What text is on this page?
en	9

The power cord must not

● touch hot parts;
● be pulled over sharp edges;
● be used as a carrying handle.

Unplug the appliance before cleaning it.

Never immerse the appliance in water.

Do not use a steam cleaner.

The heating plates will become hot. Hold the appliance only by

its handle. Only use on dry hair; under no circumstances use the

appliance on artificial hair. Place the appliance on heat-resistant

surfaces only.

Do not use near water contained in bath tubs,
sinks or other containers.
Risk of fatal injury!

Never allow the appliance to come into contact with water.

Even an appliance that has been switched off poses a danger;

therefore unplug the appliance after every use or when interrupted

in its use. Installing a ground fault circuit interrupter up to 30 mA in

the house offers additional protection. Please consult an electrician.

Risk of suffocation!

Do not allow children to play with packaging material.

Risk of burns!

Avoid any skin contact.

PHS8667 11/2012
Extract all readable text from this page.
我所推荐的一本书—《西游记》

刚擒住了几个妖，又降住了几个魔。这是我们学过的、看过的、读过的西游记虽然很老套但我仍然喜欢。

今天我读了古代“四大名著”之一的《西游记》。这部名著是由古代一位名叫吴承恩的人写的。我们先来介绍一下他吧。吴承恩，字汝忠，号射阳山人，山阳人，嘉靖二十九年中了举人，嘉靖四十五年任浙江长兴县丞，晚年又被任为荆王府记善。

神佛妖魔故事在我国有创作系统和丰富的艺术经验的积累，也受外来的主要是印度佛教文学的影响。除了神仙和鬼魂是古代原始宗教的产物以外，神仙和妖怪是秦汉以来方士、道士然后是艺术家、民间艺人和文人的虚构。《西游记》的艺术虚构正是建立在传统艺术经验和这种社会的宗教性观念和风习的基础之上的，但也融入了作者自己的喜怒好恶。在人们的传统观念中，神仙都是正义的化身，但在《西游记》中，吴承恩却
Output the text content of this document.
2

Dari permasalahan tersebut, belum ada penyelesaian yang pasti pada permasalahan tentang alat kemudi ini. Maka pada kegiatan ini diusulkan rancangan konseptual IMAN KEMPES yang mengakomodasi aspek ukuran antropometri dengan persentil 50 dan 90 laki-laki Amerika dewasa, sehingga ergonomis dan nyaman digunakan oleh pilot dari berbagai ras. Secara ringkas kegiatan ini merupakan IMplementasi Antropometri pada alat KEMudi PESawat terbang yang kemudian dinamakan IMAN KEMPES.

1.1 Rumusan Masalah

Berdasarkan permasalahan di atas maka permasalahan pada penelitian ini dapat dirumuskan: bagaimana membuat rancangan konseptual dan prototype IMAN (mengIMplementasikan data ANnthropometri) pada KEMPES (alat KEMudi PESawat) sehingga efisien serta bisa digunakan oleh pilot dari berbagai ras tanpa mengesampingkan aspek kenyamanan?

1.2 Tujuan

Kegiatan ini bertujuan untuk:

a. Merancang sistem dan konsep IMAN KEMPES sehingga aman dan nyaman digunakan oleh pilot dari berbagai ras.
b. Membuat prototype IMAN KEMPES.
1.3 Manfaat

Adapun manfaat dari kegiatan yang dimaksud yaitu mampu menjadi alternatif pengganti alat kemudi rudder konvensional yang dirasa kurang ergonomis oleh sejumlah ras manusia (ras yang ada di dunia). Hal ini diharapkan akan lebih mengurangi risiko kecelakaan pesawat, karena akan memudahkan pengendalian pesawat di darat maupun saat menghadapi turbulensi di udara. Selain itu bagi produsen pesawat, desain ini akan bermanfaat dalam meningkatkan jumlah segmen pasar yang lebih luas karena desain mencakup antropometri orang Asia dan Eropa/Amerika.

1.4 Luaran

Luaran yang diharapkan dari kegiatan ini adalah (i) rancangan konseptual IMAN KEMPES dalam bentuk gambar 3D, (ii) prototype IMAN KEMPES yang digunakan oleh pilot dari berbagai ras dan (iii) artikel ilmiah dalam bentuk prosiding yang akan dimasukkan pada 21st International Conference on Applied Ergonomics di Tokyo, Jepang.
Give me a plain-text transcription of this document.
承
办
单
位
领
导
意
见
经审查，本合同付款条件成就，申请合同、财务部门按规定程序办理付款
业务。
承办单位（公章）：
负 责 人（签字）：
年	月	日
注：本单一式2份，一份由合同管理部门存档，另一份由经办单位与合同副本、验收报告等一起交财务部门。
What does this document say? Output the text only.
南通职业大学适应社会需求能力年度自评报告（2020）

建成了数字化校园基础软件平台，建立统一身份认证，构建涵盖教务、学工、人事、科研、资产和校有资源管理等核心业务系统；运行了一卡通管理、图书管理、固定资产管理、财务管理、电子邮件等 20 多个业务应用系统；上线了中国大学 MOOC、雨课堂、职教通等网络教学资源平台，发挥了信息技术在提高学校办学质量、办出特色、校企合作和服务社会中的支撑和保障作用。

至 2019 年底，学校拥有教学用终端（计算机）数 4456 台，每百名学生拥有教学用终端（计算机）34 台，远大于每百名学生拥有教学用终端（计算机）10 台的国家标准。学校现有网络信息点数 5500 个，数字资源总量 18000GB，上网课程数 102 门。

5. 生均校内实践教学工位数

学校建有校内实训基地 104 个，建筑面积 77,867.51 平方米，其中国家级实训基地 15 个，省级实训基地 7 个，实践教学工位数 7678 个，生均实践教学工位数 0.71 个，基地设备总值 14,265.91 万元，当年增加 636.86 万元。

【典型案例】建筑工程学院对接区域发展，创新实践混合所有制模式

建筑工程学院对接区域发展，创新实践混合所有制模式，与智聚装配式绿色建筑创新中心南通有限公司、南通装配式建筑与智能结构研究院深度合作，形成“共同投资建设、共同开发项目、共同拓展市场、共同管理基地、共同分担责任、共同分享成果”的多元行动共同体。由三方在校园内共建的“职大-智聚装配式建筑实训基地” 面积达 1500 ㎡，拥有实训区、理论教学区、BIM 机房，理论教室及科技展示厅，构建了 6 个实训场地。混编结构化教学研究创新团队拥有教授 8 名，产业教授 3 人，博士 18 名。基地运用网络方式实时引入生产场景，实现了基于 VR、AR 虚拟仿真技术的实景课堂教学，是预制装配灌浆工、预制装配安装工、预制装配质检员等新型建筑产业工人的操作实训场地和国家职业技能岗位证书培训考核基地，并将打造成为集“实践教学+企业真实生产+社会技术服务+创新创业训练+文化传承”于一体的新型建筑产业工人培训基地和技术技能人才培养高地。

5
══════════════════════════════
Copy all lines of the material above where the string "Risk" occurs.

Risk of fatal injury!
Risk of suffocation!
Risk of burns!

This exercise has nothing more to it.